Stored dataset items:
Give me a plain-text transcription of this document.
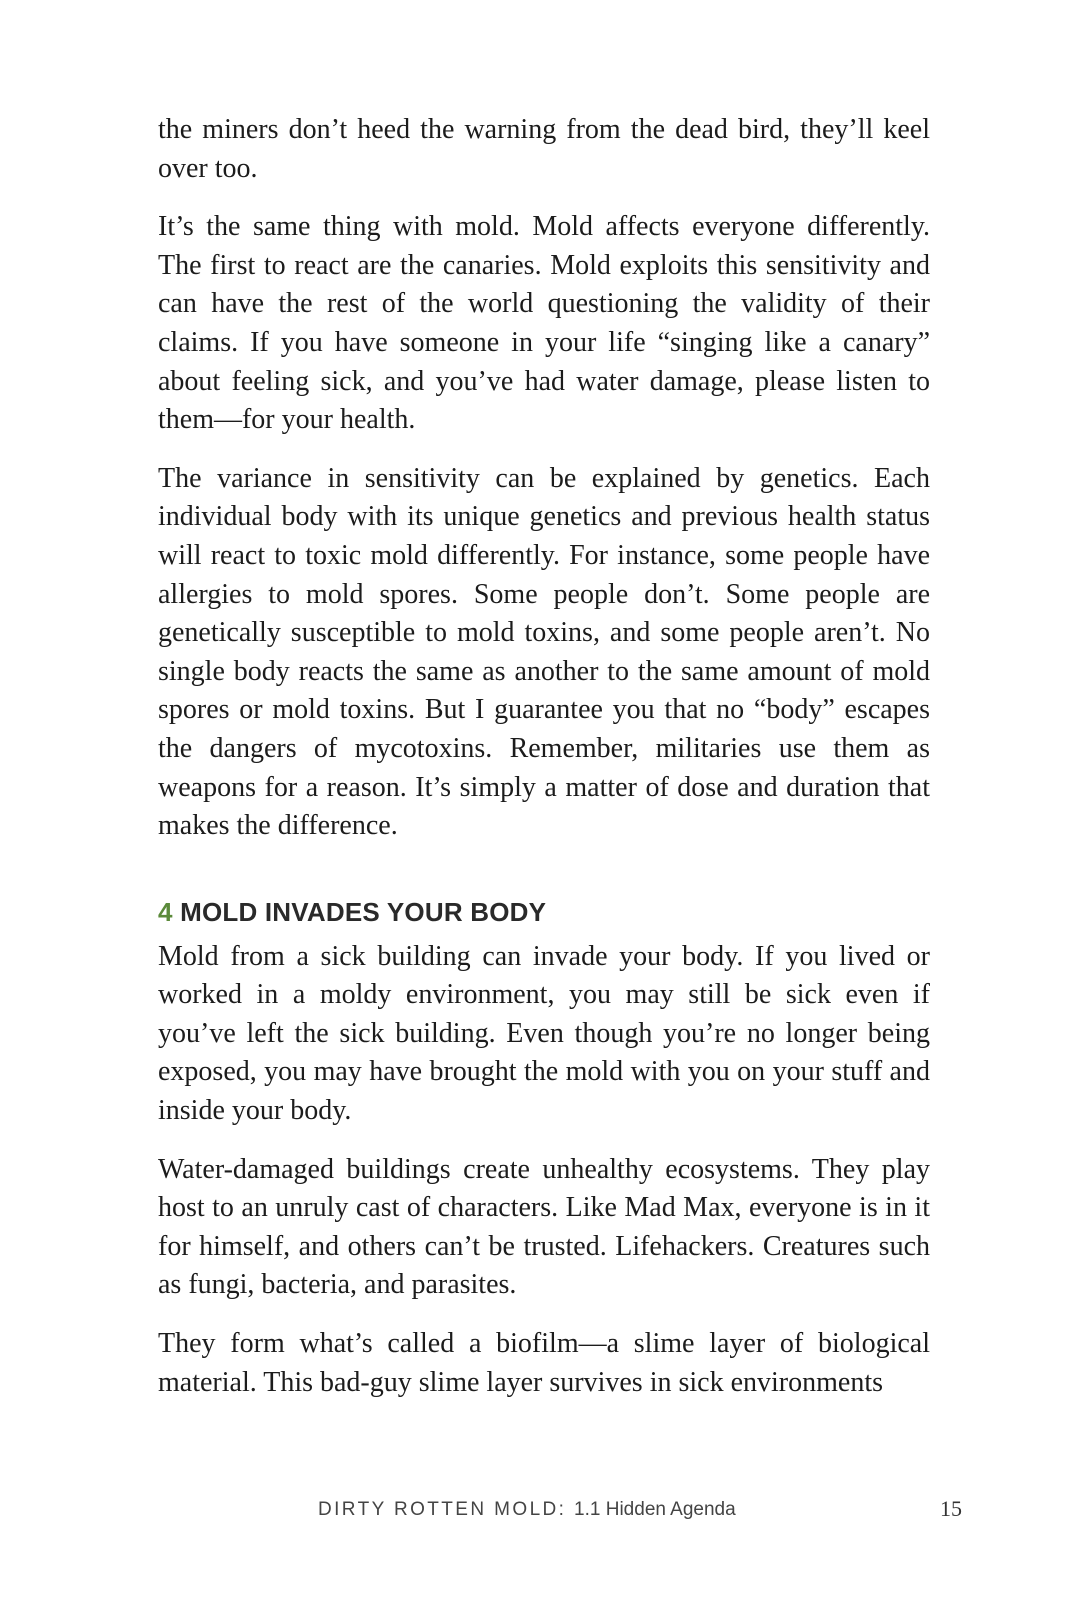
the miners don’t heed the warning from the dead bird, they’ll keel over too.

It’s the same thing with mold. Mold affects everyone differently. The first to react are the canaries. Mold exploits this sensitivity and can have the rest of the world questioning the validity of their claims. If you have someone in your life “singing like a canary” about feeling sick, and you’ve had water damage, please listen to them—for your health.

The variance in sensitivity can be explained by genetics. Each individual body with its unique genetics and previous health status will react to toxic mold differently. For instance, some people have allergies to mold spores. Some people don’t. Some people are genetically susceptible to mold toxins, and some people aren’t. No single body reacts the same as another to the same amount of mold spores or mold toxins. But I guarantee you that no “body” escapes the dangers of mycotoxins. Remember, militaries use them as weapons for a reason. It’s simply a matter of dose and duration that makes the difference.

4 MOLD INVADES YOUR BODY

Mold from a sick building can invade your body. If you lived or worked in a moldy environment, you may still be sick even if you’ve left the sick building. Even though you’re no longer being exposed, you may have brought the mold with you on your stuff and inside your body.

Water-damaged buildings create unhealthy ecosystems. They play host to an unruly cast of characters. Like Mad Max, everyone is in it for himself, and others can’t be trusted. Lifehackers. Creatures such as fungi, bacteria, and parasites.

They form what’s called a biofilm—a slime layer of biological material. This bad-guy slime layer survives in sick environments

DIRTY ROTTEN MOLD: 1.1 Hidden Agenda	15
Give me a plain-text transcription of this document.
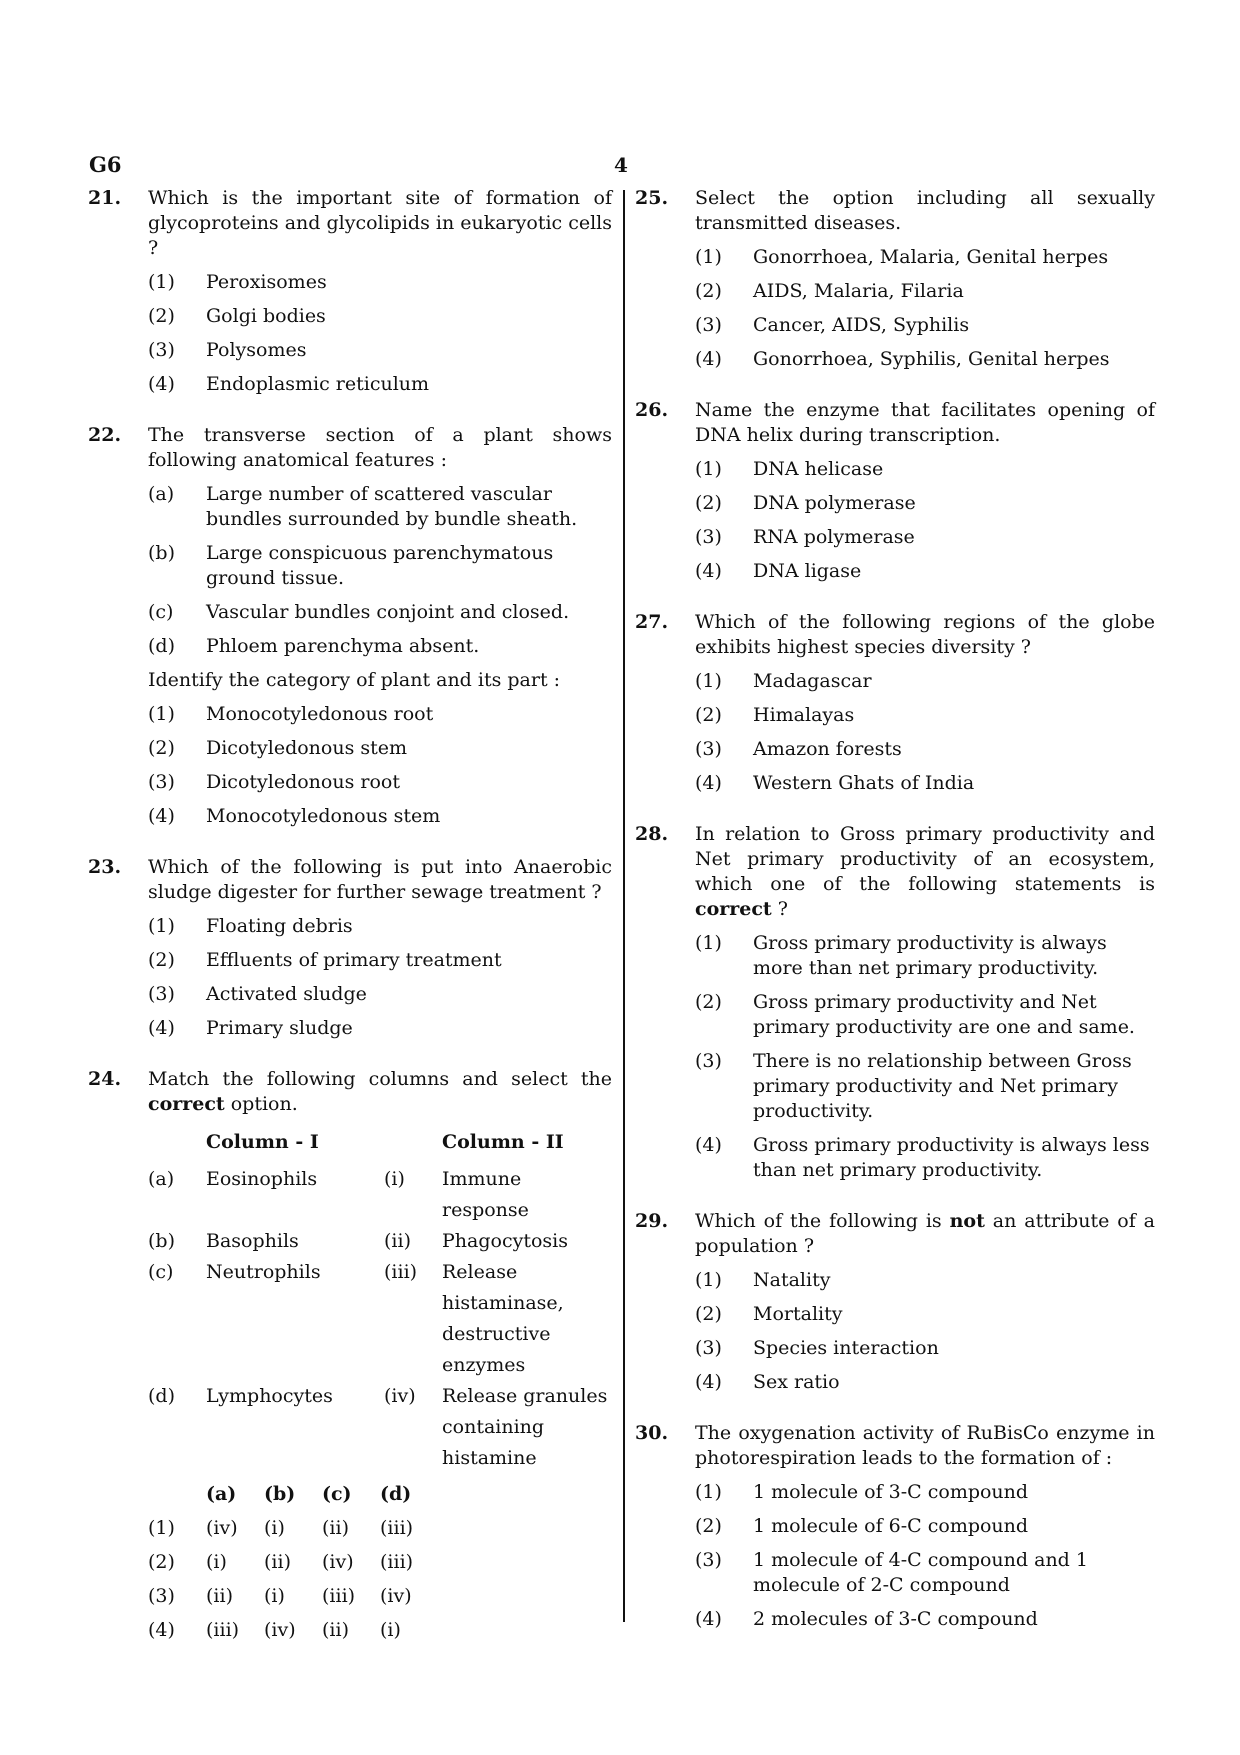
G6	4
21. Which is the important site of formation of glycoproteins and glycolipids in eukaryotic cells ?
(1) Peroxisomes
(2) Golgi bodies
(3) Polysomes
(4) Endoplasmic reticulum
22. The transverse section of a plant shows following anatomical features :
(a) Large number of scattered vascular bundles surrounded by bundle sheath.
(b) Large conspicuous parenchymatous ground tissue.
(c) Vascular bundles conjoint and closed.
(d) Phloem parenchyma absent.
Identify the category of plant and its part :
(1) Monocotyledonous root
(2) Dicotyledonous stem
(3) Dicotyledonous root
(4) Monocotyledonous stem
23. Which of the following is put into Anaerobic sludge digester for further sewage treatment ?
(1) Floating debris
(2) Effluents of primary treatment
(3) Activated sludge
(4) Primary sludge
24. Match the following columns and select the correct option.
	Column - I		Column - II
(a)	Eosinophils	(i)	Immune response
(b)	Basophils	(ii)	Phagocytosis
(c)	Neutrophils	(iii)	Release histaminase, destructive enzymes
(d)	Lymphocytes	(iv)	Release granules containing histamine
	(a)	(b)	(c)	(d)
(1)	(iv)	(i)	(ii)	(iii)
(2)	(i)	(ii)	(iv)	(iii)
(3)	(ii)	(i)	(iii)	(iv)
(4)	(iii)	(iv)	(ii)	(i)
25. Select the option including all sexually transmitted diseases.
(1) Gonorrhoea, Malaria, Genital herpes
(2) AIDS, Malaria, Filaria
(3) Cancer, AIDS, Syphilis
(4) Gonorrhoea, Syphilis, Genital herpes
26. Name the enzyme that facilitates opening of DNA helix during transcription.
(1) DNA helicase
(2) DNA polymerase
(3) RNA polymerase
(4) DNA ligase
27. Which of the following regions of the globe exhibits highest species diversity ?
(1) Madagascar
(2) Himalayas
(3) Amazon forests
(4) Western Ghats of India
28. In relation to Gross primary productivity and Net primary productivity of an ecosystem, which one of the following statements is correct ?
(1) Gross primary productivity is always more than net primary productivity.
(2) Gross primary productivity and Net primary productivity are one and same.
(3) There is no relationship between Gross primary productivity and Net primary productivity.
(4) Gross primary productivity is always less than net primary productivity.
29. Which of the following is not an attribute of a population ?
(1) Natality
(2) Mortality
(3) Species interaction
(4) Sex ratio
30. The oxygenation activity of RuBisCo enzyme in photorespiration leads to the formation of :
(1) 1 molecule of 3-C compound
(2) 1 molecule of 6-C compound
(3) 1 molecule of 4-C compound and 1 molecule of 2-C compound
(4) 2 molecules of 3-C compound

* * *

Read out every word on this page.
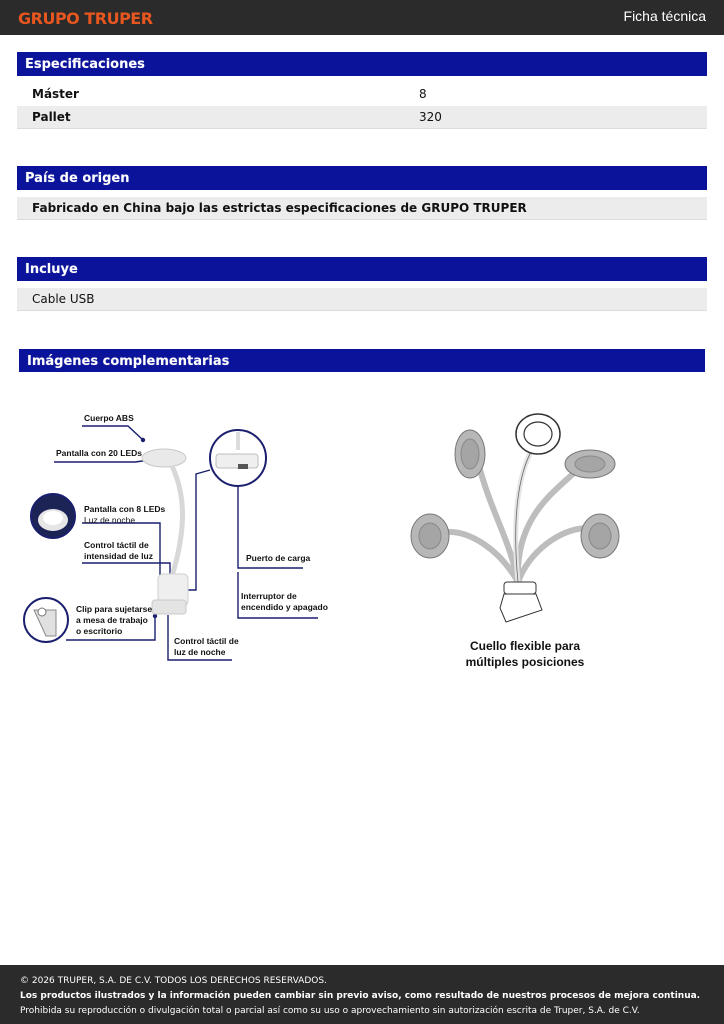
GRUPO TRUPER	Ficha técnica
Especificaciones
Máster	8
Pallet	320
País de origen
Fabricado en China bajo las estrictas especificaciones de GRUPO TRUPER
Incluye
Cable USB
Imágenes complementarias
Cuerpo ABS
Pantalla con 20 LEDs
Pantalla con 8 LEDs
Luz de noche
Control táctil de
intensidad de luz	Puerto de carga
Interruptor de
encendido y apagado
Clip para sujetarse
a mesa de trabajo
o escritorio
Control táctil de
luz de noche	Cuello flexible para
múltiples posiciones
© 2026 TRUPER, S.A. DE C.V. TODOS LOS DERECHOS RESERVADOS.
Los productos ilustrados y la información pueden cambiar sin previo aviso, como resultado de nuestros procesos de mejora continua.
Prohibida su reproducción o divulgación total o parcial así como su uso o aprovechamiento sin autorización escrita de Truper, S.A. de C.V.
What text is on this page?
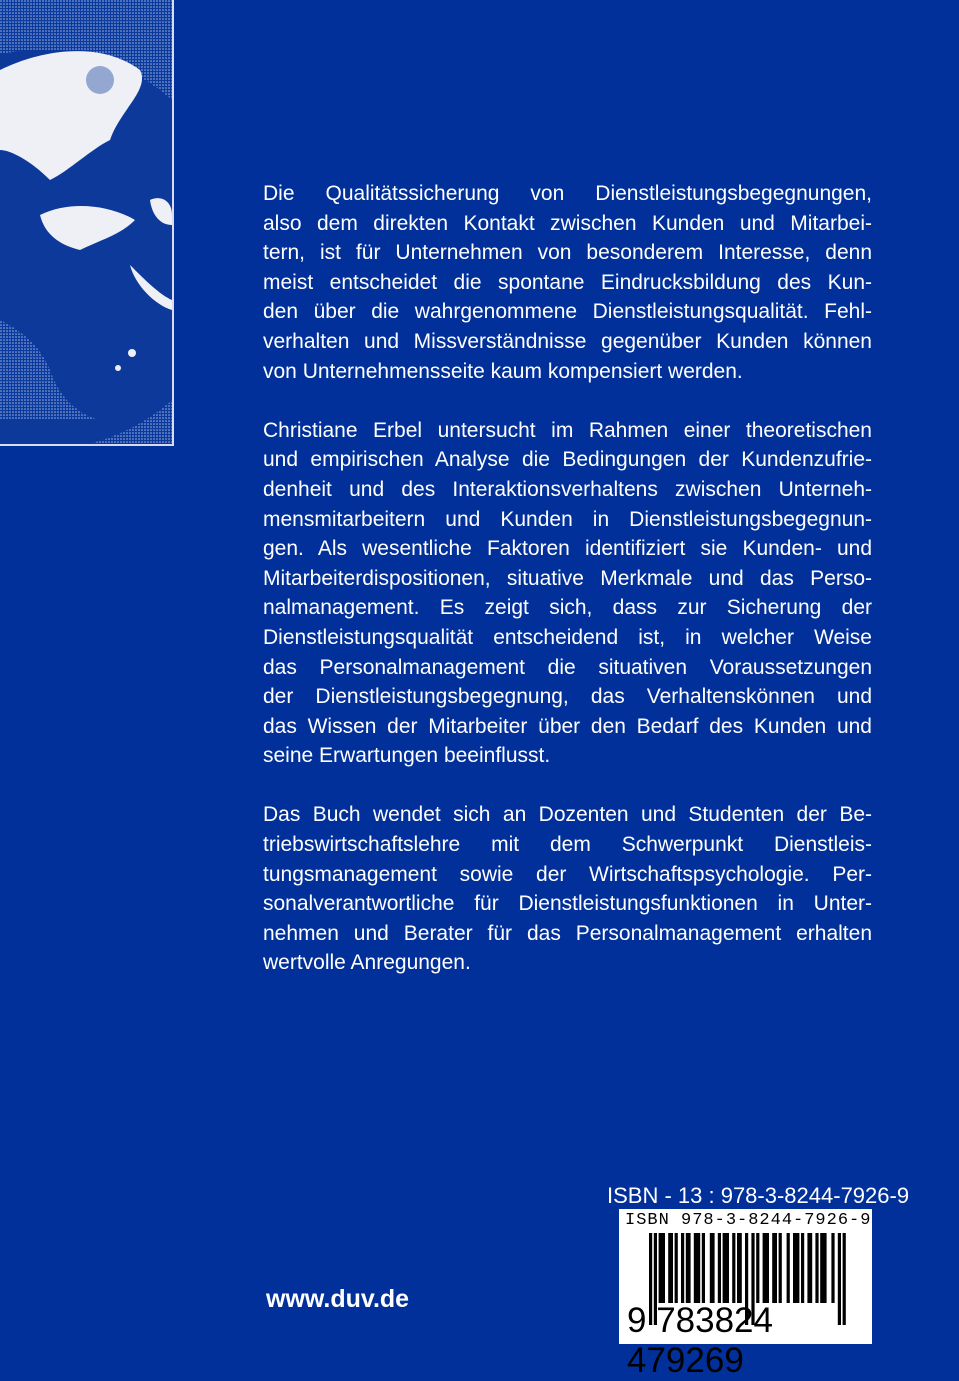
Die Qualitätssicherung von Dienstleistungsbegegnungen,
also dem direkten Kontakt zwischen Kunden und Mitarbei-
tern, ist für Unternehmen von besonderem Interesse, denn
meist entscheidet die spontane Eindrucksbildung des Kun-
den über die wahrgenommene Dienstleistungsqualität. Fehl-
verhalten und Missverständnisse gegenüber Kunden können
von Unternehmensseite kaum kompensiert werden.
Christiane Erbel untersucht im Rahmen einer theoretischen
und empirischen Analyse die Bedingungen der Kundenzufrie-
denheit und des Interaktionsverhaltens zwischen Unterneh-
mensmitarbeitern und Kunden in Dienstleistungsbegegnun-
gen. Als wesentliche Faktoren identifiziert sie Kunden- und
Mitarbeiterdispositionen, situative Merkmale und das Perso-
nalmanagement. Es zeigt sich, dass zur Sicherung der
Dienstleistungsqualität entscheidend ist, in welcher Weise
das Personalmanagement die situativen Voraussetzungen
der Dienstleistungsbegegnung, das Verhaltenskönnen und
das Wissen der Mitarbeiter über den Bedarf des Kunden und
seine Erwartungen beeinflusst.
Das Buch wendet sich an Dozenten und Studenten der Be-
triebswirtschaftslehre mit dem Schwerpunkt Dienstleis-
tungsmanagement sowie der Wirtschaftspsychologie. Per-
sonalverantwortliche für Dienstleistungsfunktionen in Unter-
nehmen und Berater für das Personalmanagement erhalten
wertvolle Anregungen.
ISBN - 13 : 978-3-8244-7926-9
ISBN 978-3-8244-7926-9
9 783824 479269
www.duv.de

## BRIEF
Give only the number of lines in the data that include the string "Gonorrhoea".

## ANSWER SPACE
2